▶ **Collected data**
=======

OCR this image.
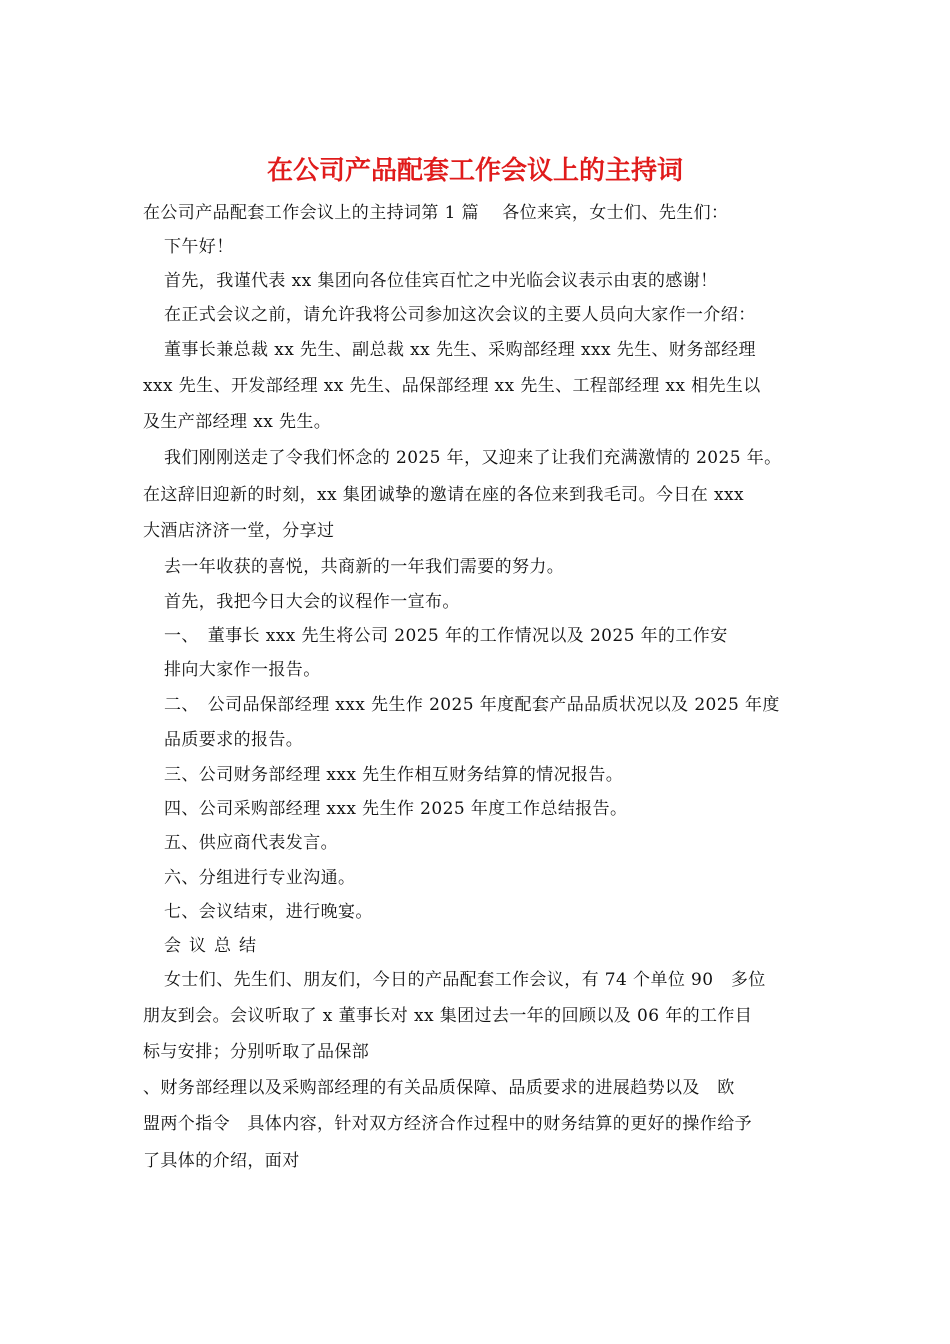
在公司产品配套工作会议上的主持词
在公司产品配套工作会议上的主持词第 1 篇　 各位来宾，女士们、先生们：
下午好！
首先，我谨代表 xx 集团向各位佳宾百忙之中光临会议表示由衷的感谢！
在正式会议之前，请允许我将公司参加这次会议的主要人员向大家作一介绍：
董事长兼总裁 xx 先生、副总裁 xx 先生、采购部经理 xxx 先生、财务部经理
xxx 先生、开发部经理 xx 先生、品保部经理 xx 先生、工程部经理 xx 相先生以
及生产部经理 xx 先生。
我们刚刚送走了令我们怀念的 2025 年，又迎来了让我们充满激情的 2025 年。
在这辞旧迎新的时刻，xx 集团诚挚的邀请在座的各位来到我毛司。今日在 xxx
大酒店济济一堂，分享过
去一年收获的喜悦，共商新的一年我们需要的努力。
首先，我把今日大会的议程作一宣布。
一、　董事长 xxx 先生将公司 2025 年的工作情况以及 2025 年的工作安
排向大家作一报告。
二、　公司品保部经理 xxx 先生作 2025 年度配套产品品质状况以及 2025 年度
品质要求的报告。
三、公司财务部经理 xxx 先生作相互财务结算的情况报告。
四、公司采购部经理 xxx 先生作 2025 年度工作总结报告。
五、供应商代表发言。
六、分组进行专业沟通。
七、会议结束，进行晚宴。
会议总结
女士们、先生们、朋友们，今日的产品配套工作会议，有 74 个单位 90　多位
朋友到会。会议听取了 x 董事长对 xx 集团过去一年的回顾以及 06 年的工作目
标与安排；分别听取了品保部
、财务部经理以及采购部经理的有关品质保障、品质要求的进展趋势以及　欧
盟两个指令　具体内容，针对双方经济合作过程中的财务结算的更好的操作给予
了具体的介绍，面对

=======

▶ **Written problem**
Go through the entries above and print each one exactly, minus the pictures.

▶ **Response to the exercise**
OCR this image.
在公司产品配套工作会议上的主持词
在公司产品配套工作会议上的主持词第 1 篇　 各位来宾，女士们、先生们：
下午好！
首先，我谨代表 xx 集团向各位佳宾百忙之中光临会议表示由衷的感谢！
在正式会议之前，请允许我将公司参加这次会议的主要人员向大家作一介绍：
董事长兼总裁 xx 先生、副总裁 xx 先生、采购部经理 xxx 先生、财务部经理
xxx 先生、开发部经理 xx 先生、品保部经理 xx 先生、工程部经理 xx 相先生以
及生产部经理 xx 先生。
我们刚刚送走了令我们怀念的 2025 年，又迎来了让我们充满激情的 2025 年。
在这辞旧迎新的时刻，xx 集团诚挚的邀请在座的各位来到我毛司。今日在 xxx
大酒店济济一堂，分享过
去一年收获的喜悦，共商新的一年我们需要的努力。
首先，我把今日大会的议程作一宣布。
一、　董事长 xxx 先生将公司 2025 年的工作情况以及 2025 年的工作安
排向大家作一报告。
二、　公司品保部经理 xxx 先生作 2025 年度配套产品品质状况以及 2025 年度
品质要求的报告。
三、公司财务部经理 xxx 先生作相互财务结算的情况报告。
四、公司采购部经理 xxx 先生作 2025 年度工作总结报告。
五、供应商代表发言。
六、分组进行专业沟通。
七、会议结束，进行晚宴。
会议总结
女士们、先生们、朋友们，今日的产品配套工作会议，有 74 个单位 90　多位
朋友到会。会议听取了 x 董事长对 xx 集团过去一年的回顾以及 06 年的工作目
标与安排；分别听取了品保部
、财务部经理以及采购部经理的有关品质保障、品质要求的进展趋势以及　欧
盟两个指令　具体内容，针对双方经济合作过程中的财务结算的更好的操作给予
了具体的介绍，面对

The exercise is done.